Exercise aim – Will you write out all the entries below exactly?

Supplied data –
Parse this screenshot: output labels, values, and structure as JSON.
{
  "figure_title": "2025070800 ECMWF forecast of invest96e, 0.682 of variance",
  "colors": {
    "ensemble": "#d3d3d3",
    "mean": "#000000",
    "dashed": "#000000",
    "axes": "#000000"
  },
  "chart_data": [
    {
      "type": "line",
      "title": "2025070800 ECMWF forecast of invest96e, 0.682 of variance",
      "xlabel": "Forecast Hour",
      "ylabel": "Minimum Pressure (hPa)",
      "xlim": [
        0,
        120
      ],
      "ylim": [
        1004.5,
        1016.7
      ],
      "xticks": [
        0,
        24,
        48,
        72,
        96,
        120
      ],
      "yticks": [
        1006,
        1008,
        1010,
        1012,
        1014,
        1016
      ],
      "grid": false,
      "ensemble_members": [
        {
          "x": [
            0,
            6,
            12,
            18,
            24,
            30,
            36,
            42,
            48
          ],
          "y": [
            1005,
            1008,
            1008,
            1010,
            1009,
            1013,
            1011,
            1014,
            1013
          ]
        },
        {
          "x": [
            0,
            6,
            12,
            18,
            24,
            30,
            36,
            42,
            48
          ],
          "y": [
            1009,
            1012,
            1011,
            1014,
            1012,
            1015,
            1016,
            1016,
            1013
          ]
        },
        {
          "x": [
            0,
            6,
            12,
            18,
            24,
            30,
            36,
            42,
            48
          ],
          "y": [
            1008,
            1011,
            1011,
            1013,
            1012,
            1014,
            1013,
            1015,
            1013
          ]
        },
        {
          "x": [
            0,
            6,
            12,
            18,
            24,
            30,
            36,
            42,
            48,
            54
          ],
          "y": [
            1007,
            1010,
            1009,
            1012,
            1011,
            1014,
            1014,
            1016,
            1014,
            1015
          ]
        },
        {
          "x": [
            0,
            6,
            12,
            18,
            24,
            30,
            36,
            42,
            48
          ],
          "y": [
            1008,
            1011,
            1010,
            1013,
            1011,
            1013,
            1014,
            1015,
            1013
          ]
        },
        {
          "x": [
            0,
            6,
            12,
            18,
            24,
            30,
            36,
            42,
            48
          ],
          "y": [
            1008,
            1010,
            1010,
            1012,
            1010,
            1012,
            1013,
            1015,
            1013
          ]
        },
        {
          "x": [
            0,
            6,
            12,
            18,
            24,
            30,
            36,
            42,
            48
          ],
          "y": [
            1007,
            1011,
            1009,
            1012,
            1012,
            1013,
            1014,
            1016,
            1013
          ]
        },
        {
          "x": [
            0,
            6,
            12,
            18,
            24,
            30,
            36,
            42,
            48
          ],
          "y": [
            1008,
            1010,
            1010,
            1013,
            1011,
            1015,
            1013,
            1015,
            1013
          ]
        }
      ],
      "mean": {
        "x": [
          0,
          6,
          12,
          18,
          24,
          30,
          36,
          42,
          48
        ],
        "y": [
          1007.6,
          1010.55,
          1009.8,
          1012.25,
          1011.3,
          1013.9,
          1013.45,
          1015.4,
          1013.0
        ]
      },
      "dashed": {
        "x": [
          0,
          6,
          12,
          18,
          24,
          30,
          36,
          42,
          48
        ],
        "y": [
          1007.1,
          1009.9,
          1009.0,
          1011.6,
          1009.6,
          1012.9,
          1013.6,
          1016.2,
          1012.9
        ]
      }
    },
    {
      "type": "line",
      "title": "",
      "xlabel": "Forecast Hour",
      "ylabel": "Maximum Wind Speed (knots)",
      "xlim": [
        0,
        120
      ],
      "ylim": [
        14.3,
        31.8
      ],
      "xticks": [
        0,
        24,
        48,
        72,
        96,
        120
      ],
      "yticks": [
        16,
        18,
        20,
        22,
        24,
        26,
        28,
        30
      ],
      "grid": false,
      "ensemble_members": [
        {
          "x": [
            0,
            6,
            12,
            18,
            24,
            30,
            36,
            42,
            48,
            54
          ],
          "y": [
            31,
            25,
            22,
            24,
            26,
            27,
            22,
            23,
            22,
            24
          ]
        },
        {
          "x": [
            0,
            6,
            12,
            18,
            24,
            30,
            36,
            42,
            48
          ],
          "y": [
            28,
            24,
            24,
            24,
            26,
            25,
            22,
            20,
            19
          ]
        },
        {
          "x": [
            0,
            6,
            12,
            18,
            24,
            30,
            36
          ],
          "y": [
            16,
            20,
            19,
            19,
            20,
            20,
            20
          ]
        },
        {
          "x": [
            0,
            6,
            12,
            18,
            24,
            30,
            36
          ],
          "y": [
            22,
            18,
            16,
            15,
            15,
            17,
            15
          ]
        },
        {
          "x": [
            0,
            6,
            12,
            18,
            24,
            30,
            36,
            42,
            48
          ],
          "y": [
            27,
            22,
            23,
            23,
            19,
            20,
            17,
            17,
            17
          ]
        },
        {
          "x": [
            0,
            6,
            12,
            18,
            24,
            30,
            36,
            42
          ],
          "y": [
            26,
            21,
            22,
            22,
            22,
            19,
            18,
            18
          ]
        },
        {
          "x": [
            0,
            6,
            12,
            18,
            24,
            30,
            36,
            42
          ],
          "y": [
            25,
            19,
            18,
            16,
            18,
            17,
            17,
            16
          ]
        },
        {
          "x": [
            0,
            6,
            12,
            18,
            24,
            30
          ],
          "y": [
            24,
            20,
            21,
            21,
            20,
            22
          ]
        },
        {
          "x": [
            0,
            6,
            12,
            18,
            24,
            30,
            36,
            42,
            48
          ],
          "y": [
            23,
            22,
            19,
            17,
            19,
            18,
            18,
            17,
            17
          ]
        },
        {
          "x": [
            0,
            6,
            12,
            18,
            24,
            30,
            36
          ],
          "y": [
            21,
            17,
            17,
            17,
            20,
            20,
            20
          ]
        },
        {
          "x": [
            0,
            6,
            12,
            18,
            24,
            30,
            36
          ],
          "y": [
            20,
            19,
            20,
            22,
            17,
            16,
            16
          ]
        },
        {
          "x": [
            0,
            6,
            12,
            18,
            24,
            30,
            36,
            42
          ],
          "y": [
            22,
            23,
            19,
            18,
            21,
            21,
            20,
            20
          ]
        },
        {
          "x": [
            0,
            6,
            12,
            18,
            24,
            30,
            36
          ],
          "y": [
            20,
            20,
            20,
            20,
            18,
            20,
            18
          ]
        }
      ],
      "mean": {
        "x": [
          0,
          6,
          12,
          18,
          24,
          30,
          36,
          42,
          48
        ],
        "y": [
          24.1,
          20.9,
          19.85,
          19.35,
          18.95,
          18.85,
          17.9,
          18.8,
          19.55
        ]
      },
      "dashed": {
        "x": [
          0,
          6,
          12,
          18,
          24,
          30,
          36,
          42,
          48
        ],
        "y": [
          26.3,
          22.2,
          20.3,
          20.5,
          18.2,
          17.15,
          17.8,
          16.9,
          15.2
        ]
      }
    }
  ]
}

Task result –
Parse this screenshot: output labels, values, and structure as JSON.
{
  "figure_title": "2025070800 ECMWF forecast of invest96e, 0.682 of variance",
  "colors": {
    "ensemble": "#d3d3d3",
    "mean": "#000000",
    "dashed": "#000000",
    "axes": "#000000"
  },
  "chart_data": [
    {
      "type": "line",
      "title": "2025070800 ECMWF forecast of invest96e, 0.682 of variance",
      "xlabel": "Forecast Hour",
      "ylabel": "Minimum Pressure (hPa)",
      "xlim": [
        0,
        120
      ],
      "ylim": [
        1004.5,
        1016.7
      ],
      "xticks": [
        0,
        24,
        48,
        72,
        96,
        120
      ],
      "yticks": [
        1006,
        1008,
        1010,
        1012,
        1014,
        1016
      ],
      "grid": false,
      "ensemble_members": [
        {
          "x": [
            0,
            6,
            12,
            18,
            24,
            30,
            36,
            42,
            48
          ],
          "y": [
            1005,
            1008,
            1008,
            1010,
            1009,
            1013,
            1011,
            1014,
            1013
          ]
        },
        {
          "x": [
            0,
            6,
            12,
            18,
            24,
            30,
            36,
            42,
            48
          ],
          "y": [
            1009,
            1012,
            1011,
            1014,
            1012,
            1015,
            1016,
            1016,
            1013
          ]
        },
        {
          "x": [
            0,
            6,
            12,
            18,
            24,
            30,
            36,
            42,
            48
          ],
          "y": [
            1008,
            1011,
            1011,
            1013,
            1012,
            1014,
            1013,
            1015,
            1013
          ]
        },
        {
          "x": [
            0,
            6,
            12,
            18,
            24,
            30,
            36,
            42,
            48,
            54
          ],
          "y": [
            1007,
            1010,
            1009,
            1012,
            1011,
            1014,
            1014,
            1016,
            1014,
            1015
          ]
        },
        {
          "x": [
            0,
            6,
            12,
            18,
            24,
            30,
            36,
            42,
            48
          ],
          "y": [
            1008,
            1011,
            1010,
            1013,
            1011,
            1013,
            1014,
            1015,
            1013
          ]
        },
        {
          "x": [
            0,
            6,
            12,
            18,
            24,
            30,
            36,
            42,
            48
          ],
          "y": [
            1008,
            1010,
            1010,
            1012,
            1010,
            1012,
            1013,
            1015,
            1013
          ]
        },
        {
          "x": [
            0,
            6,
            12,
            18,
            24,
            30,
            36,
            42,
            48
          ],
          "y": [
            1007,
            1011,
            1009,
            1012,
            1012,
            1013,
            1014,
            1016,
            1013
          ]
        },
        {
          "x": [
            0,
            6,
            12,
            18,
            24,
            30,
            36,
            42,
            48
          ],
          "y": [
            1008,
            1010,
            1010,
            1013,
            1011,
            1015,
            1013,
            1015,
            1013
          ]
        }
      ],
      "mean": {
        "x": [
          0,
          6,
          12,
          18,
          24,
          30,
          36,
          42,
          48
        ],
        "y": [
          1007.6,
          1010.55,
          1009.8,
          1012.25,
          1011.3,
          1013.9,
          1013.45,
          1015.4,
          1013.0
        ]
      },
      "dashed": {
        "x": [
          0,
          6,
          12,
          18,
          24,
          30,
          36,
          42,
          48
        ],
        "y": [
          1007.1,
          1009.9,
          1009.0,
          1011.6,
          1009.6,
          1012.9,
          1013.6,
          1016.2,
          1012.9
        ]
      }
    },
    {
      "type": "line",
      "title": "",
      "xlabel": "Forecast Hour",
      "ylabel": "Maximum Wind Speed (knots)",
      "xlim": [
        0,
        120
      ],
      "ylim": [
        14.3,
        31.8
      ],
      "xticks": [
        0,
        24,
        48,
        72,
        96,
        120
      ],
      "yticks": [
        16,
        18,
        20,
        22,
        24,
        26,
        28,
        30
      ],
      "grid": false,
      "ensemble_members": [
        {
          "x": [
            0,
            6,
            12,
            18,
            24,
            30,
            36,
            42,
            48,
            54
          ],
          "y": [
            31,
            25,
            22,
            24,
            26,
            27,
            22,
            23,
            22,
            24
          ]
        },
        {
          "x": [
            0,
            6,
            12,
            18,
            24,
            30,
            36,
            42,
            48
          ],
          "y": [
            28,
            24,
            24,
            24,
            26,
            25,
            22,
            20,
            19
          ]
        },
        {
          "x": [
            0,
            6,
            12,
            18,
            24,
            30,
            36
          ],
          "y": [
            16,
            20,
            19,
            19,
            20,
            20,
            20
          ]
        },
        {
          "x": [
            0,
            6,
            12,
            18,
            24,
            30,
            36
          ],
          "y": [
            22,
            18,
            16,
            15,
            15,
            17,
            15
          ]
        },
        {
          "x": [
            0,
            6,
            12,
            18,
            24,
            30,
            36,
            42,
            48
          ],
          "y": [
            27,
            22,
            23,
            23,
            19,
            20,
            17,
            17,
            17
          ]
        },
        {
          "x": [
            0,
            6,
            12,
            18,
            24,
            30,
            36,
            42
          ],
          "y": [
            26,
            21,
            22,
            22,
            22,
            19,
            18,
            18
          ]
        },
        {
          "x": [
            0,
            6,
            12,
            18,
            24,
            30,
            36,
            42
          ],
          "y": [
            25,
            19,
            18,
            16,
            18,
            17,
            17,
            16
          ]
        },
        {
          "x": [
            0,
            6,
            12,
            18,
            24,
            30
          ],
          "y": [
            24,
            20,
            21,
            21,
            20,
            22
          ]
        },
        {
          "x": [
            0,
            6,
            12,
            18,
            24,
            30,
            36,
            42,
            48
          ],
          "y": [
            23,
            22,
            19,
            17,
            19,
            18,
            18,
            17,
            17
          ]
        },
        {
          "x": [
            0,
            6,
            12,
            18,
            24,
            30,
            36
          ],
          "y": [
            21,
            17,
            17,
            17,
            20,
            20,
            20
          ]
        },
        {
          "x": [
            0,
            6,
            12,
            18,
            24,
            30,
            36
          ],
          "y": [
            20,
            19,
            20,
            22,
            17,
            16,
            16
          ]
        },
        {
          "x": [
            0,
            6,
            12,
            18,
            24,
            30,
            36,
            42
          ],
          "y": [
            22,
            23,
            19,
            18,
            21,
            21,
            20,
            20
          ]
        },
        {
          "x": [
            0,
            6,
            12,
            18,
            24,
            30,
            36
          ],
          "y": [
            20,
            20,
            20,
            20,
            18,
            20,
            18
          ]
        }
      ],
      "mean": {
        "x": [
          0,
          6,
          12,
          18,
          24,
          30,
          36,
          42,
          48
        ],
        "y": [
          24.1,
          20.9,
          19.85,
          19.35,
          18.95,
          18.85,
          17.9,
          18.8,
          19.55
        ]
      },
      "dashed": {
        "x": [
          0,
          6,
          12,
          18,
          24,
          30,
          36,
          42,
          48
        ],
        "y": [
          26.3,
          22.2,
          20.3,
          20.5,
          18.2,
          17.15,
          17.8,
          16.9,
          15.2
        ]
      }
    }
  ]
}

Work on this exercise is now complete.